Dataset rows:

-- Begin --

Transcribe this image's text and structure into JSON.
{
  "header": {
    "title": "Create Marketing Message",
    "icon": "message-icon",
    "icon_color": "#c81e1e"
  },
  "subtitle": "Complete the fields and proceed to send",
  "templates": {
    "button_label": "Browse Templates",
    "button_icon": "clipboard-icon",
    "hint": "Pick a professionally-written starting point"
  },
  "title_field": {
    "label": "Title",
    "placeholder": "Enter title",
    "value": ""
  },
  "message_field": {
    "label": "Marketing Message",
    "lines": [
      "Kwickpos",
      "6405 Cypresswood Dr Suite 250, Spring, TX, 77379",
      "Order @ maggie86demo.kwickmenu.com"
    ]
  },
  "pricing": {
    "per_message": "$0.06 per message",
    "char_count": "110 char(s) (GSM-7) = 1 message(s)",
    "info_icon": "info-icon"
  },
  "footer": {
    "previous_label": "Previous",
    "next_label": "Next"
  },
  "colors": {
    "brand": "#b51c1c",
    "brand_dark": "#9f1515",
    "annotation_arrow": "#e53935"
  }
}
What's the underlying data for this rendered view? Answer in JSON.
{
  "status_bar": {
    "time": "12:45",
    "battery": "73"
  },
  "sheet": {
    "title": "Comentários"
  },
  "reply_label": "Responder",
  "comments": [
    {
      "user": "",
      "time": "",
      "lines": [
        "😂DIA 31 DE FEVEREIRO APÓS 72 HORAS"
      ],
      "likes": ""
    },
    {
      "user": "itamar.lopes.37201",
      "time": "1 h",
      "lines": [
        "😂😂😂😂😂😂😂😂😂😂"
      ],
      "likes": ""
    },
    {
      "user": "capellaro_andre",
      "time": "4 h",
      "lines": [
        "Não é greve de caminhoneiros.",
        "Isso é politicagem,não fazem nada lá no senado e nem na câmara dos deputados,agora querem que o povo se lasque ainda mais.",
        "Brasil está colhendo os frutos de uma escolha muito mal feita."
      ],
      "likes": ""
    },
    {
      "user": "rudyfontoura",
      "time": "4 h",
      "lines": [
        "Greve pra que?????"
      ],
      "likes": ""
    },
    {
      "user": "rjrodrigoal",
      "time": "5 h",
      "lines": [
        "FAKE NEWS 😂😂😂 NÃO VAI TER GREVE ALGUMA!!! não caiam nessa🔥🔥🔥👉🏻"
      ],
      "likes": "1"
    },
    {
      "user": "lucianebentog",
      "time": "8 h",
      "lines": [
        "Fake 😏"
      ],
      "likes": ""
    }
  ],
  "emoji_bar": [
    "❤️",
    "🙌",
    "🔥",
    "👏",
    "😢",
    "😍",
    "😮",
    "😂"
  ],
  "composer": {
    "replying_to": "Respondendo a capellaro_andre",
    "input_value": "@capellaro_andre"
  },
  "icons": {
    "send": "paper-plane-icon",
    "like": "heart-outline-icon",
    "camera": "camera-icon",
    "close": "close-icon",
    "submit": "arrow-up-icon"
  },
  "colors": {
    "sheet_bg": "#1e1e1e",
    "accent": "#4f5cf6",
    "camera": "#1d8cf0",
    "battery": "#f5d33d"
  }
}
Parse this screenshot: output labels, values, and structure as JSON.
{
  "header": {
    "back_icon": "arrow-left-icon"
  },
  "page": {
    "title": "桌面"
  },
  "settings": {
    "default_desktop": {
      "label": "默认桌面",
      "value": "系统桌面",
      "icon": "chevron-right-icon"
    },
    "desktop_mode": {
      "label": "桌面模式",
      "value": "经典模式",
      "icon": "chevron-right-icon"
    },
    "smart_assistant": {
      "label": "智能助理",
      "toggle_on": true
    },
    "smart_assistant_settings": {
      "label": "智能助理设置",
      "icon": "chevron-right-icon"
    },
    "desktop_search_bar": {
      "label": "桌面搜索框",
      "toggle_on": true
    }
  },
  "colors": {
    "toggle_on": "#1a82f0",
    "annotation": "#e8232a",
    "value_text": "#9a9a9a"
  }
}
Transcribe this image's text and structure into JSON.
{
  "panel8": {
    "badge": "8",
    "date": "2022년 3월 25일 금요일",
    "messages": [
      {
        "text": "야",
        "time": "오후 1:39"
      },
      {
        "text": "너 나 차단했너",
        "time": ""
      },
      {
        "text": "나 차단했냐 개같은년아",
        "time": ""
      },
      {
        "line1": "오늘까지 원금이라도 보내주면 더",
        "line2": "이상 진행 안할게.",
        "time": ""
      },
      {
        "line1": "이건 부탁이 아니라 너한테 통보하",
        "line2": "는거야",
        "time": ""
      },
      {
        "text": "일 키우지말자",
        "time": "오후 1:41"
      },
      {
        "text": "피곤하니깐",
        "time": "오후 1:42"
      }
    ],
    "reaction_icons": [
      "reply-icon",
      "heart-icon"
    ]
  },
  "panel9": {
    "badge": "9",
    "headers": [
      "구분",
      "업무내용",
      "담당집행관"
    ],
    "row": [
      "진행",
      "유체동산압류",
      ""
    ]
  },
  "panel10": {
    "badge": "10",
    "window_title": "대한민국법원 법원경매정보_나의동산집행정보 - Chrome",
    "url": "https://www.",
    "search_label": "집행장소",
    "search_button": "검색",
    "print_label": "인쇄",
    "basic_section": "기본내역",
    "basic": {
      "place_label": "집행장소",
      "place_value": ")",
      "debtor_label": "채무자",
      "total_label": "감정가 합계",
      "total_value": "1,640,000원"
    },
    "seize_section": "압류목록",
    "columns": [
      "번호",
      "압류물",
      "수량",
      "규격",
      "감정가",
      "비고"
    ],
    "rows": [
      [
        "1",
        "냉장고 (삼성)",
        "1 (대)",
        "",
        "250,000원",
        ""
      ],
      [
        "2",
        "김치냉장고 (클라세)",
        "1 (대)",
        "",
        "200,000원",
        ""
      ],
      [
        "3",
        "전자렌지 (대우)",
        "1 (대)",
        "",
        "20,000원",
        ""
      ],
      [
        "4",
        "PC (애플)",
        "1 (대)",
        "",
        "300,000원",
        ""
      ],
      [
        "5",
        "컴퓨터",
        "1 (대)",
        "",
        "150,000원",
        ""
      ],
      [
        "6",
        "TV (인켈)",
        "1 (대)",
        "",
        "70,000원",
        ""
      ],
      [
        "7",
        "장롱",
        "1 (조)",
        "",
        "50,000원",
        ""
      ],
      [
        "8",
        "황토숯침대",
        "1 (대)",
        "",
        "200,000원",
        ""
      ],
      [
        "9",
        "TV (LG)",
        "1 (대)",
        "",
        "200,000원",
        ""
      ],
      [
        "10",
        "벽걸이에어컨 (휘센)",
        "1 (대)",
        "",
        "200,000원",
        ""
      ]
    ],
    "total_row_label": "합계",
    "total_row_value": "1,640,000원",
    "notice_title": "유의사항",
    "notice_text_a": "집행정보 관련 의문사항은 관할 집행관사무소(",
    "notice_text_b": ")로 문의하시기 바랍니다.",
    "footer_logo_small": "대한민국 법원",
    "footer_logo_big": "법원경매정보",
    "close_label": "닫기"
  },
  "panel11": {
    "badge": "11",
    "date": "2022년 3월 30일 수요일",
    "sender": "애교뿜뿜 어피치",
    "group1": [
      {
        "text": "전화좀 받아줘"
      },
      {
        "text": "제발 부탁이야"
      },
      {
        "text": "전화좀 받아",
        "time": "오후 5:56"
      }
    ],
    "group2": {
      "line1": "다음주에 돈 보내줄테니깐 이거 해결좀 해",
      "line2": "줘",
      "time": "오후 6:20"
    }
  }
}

-- End --

■ AIM OF THE TASK ■
From the data above, extract every line in its exact form.

■ EXERCISE SOLUTION ■
Transcribe this image's text and structure into JSON.
{
  "header": {
    "title": "Create Marketing Message",
    "icon": "message-icon",
    "icon_color": "#c81e1e"
  },
  "subtitle": "Complete the fields and proceed to send",
  "templates": {
    "button_label": "Browse Templates",
    "button_icon": "clipboard-icon",
    "hint": "Pick a professionally-written starting point"
  },
  "title_field": {
    "label": "Title",
    "placeholder": "Enter title",
    "value": ""
  },
  "message_field": {
    "label": "Marketing Message",
    "lines": [
      "Kwickpos",
      "6405 Cypresswood Dr Suite 250, Spring, TX, 77379",
      "Order @ maggie86demo.kwickmenu.com"
    ]
  },
  "pricing": {
    "per_message": "$0.06 per message",
    "char_count": "110 char(s) (GSM-7) = 1 message(s)",
    "info_icon": "info-icon"
  },
  "footer": {
    "previous_label": "Previous",
    "next_label": "Next"
  },
  "colors": {
    "brand": "#b51c1c",
    "brand_dark": "#9f1515",
    "annotation_arrow": "#e53935"
  }
}
What's the underlying data for this rendered view? Answer in JSON.
{
  "status_bar": {
    "time": "12:45",
    "battery": "73"
  },
  "sheet": {
    "title": "Comentários"
  },
  "reply_label": "Responder",
  "comments": [
    {
      "user": "",
      "time": "",
      "lines": [
        "😂DIA 31 DE FEVEREIRO APÓS 72 HORAS"
      ],
      "likes": ""
    },
    {
      "user": "itamar.lopes.37201",
      "time": "1 h",
      "lines": [
        "😂😂😂😂😂😂😂😂😂😂"
      ],
      "likes": ""
    },
    {
      "user": "capellaro_andre",
      "time": "4 h",
      "lines": [
        "Não é greve de caminhoneiros.",
        "Isso é politicagem,não fazem nada lá no senado e nem na câmara dos deputados,agora querem que o povo se lasque ainda mais.",
        "Brasil está colhendo os frutos de uma escolha muito mal feita."
      ],
      "likes": ""
    },
    {
      "user": "rudyfontoura",
      "time": "4 h",
      "lines": [
        "Greve pra que?????"
      ],
      "likes": ""
    },
    {
      "user": "rjrodrigoal",
      "time": "5 h",
      "lines": [
        "FAKE NEWS 😂😂😂 NÃO VAI TER GREVE ALGUMA!!! não caiam nessa🔥🔥🔥👉🏻"
      ],
      "likes": "1"
    },
    {
      "user": "lucianebentog",
      "time": "8 h",
      "lines": [
        "Fake 😏"
      ],
      "likes": ""
    }
  ],
  "emoji_bar": [
    "❤️",
    "🙌",
    "🔥",
    "👏",
    "😢",
    "😍",
    "😮",
    "😂"
  ],
  "composer": {
    "replying_to": "Respondendo a capellaro_andre",
    "input_value": "@capellaro_andre"
  },
  "icons": {
    "send": "paper-plane-icon",
    "like": "heart-outline-icon",
    "camera": "camera-icon",
    "close": "close-icon",
    "submit": "arrow-up-icon"
  },
  "colors": {
    "sheet_bg": "#1e1e1e",
    "accent": "#4f5cf6",
    "camera": "#1d8cf0",
    "battery": "#f5d33d"
  }
}
Parse this screenshot: output labels, values, and structure as JSON.
{
  "header": {
    "back_icon": "arrow-left-icon"
  },
  "page": {
    "title": "桌面"
  },
  "settings": {
    "default_desktop": {
      "label": "默认桌面",
      "value": "系统桌面",
      "icon": "chevron-right-icon"
    },
    "desktop_mode": {
      "label": "桌面模式",
      "value": "经典模式",
      "icon": "chevron-right-icon"
    },
    "smart_assistant": {
      "label": "智能助理",
      "toggle_on": true
    },
    "smart_assistant_settings": {
      "label": "智能助理设置",
      "icon": "chevron-right-icon"
    },
    "desktop_search_bar": {
      "label": "桌面搜索框",
      "toggle_on": true
    }
  },
  "colors": {
    "toggle_on": "#1a82f0",
    "annotation": "#e8232a",
    "value_text": "#9a9a9a"
  }
}
Transcribe this image's text and structure into JSON.
{
  "panel8": {
    "badge": "8",
    "date": "2022년 3월 25일 금요일",
    "messages": [
      {
        "text": "야",
        "time": "오후 1:39"
      },
      {
        "text": "너 나 차단했너",
        "time": ""
      },
      {
        "text": "나 차단했냐 개같은년아",
        "time": ""
      },
      {
        "line1": "오늘까지 원금이라도 보내주면 더",
        "line2": "이상 진행 안할게.",
        "time": ""
      },
      {
        "line1": "이건 부탁이 아니라 너한테 통보하",
        "line2": "는거야",
        "time": ""
      },
      {
        "text": "일 키우지말자",
        "time": "오후 1:41"
      },
      {
        "text": "피곤하니깐",
        "time": "오후 1:42"
      }
    ],
    "reaction_icons": [
      "reply-icon",
      "heart-icon"
    ]
  },
  "panel9": {
    "badge": "9",
    "headers": [
      "구분",
      "업무내용",
      "담당집행관"
    ],
    "row": [
      "진행",
      "유체동산압류",
      ""
    ]
  },
  "panel10": {
    "badge": "10",
    "window_title": "대한민국법원 법원경매정보_나의동산집행정보 - Chrome",
    "url": "https://www.",
    "search_label": "집행장소",
    "search_button": "검색",
    "print_label": "인쇄",
    "basic_section": "기본내역",
    "basic": {
      "place_label": "집행장소",
      "place_value": ")",
      "debtor_label": "채무자",
      "total_label": "감정가 합계",
      "total_value": "1,640,000원"
    },
    "seize_section": "압류목록",
    "columns": [
      "번호",
      "압류물",
      "수량",
      "규격",
      "감정가",
      "비고"
    ],
    "rows": [
      [
        "1",
        "냉장고 (삼성)",
        "1 (대)",
        "",
        "250,000원",
        ""
      ],
      [
        "2",
        "김치냉장고 (클라세)",
        "1 (대)",
        "",
        "200,000원",
        ""
      ],
      [
        "3",
        "전자렌지 (대우)",
        "1 (대)",
        "",
        "20,000원",
        ""
      ],
      [
        "4",
        "PC (애플)",
        "1 (대)",
        "",
        "300,000원",
        ""
      ],
      [
        "5",
        "컴퓨터",
        "1 (대)",
        "",
        "150,000원",
        ""
      ],
      [
        "6",
        "TV (인켈)",
        "1 (대)",
        "",
        "70,000원",
        ""
      ],
      [
        "7",
        "장롱",
        "1 (조)",
        "",
        "50,000원",
        ""
      ],
      [
        "8",
        "황토숯침대",
        "1 (대)",
        "",
        "200,000원",
        ""
      ],
      [
        "9",
        "TV (LG)",
        "1 (대)",
        "",
        "200,000원",
        ""
      ],
      [
        "10",
        "벽걸이에어컨 (휘센)",
        "1 (대)",
        "",
        "200,000원",
        ""
      ]
    ],
    "total_row_label": "합계",
    "total_row_value": "1,640,000원",
    "notice_title": "유의사항",
    "notice_text_a": "집행정보 관련 의문사항은 관할 집행관사무소(",
    "notice_text_b": ")로 문의하시기 바랍니다.",
    "footer_logo_small": "대한민국 법원",
    "footer_logo_big": "법원경매정보",
    "close_label": "닫기"
  },
  "panel11": {
    "badge": "11",
    "date": "2022년 3월 30일 수요일",
    "sender": "애교뿜뿜 어피치",
    "group1": [
      {
        "text": "전화좀 받아줘"
      },
      {
        "text": "제발 부탁이야"
      },
      {
        "text": "전화좀 받아",
        "time": "오후 5:56"
      }
    ],
    "group2": {
      "line1": "다음주에 돈 보내줄테니깐 이거 해결좀 해",
      "line2": "줘",
      "time": "오후 6:20"
    }
  }
}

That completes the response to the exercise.